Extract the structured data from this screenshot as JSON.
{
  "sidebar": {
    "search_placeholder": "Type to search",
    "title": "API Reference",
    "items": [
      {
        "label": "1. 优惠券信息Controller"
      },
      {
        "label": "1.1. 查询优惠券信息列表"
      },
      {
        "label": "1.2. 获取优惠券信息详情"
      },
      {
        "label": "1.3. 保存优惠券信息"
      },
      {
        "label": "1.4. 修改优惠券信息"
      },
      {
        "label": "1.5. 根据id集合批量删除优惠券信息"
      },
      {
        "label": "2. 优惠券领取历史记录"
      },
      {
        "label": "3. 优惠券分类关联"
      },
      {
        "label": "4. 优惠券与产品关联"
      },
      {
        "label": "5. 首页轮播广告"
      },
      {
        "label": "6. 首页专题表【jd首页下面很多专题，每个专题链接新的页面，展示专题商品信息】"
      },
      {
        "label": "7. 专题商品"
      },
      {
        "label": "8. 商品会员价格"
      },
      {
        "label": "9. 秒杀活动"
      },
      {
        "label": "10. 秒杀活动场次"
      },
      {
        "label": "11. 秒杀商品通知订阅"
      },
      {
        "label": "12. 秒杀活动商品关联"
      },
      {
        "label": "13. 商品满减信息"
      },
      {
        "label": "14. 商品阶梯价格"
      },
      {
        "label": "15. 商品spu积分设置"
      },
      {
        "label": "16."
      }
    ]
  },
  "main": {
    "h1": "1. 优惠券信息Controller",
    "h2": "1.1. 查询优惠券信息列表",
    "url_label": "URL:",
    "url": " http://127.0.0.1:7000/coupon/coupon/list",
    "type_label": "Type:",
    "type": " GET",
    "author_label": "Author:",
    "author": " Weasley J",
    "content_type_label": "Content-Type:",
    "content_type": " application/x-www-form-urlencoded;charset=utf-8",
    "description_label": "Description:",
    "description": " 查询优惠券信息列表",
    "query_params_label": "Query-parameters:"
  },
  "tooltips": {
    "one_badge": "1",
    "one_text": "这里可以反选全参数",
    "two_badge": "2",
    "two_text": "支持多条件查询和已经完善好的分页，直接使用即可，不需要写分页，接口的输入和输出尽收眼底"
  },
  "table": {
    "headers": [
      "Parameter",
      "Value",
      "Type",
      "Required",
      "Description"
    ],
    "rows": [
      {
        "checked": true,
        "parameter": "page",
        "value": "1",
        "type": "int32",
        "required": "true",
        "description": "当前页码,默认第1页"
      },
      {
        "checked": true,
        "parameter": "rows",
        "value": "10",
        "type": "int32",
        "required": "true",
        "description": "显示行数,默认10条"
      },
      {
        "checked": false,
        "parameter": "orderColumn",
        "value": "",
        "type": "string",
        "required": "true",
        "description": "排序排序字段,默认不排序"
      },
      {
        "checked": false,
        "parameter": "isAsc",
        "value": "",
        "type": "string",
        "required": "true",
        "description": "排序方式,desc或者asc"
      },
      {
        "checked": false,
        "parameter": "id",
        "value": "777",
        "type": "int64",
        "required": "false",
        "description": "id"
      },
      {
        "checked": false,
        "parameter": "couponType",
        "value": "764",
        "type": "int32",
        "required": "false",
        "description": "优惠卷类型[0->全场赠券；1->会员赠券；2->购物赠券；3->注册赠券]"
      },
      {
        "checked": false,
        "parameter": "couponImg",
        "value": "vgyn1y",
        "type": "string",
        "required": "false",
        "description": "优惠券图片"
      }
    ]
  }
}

WHAT IS BEING ASKED. What is the number of lines holding the word "优惠券信息Controller"? State it alone.

OUTPUT OF THE EXERCISE. 2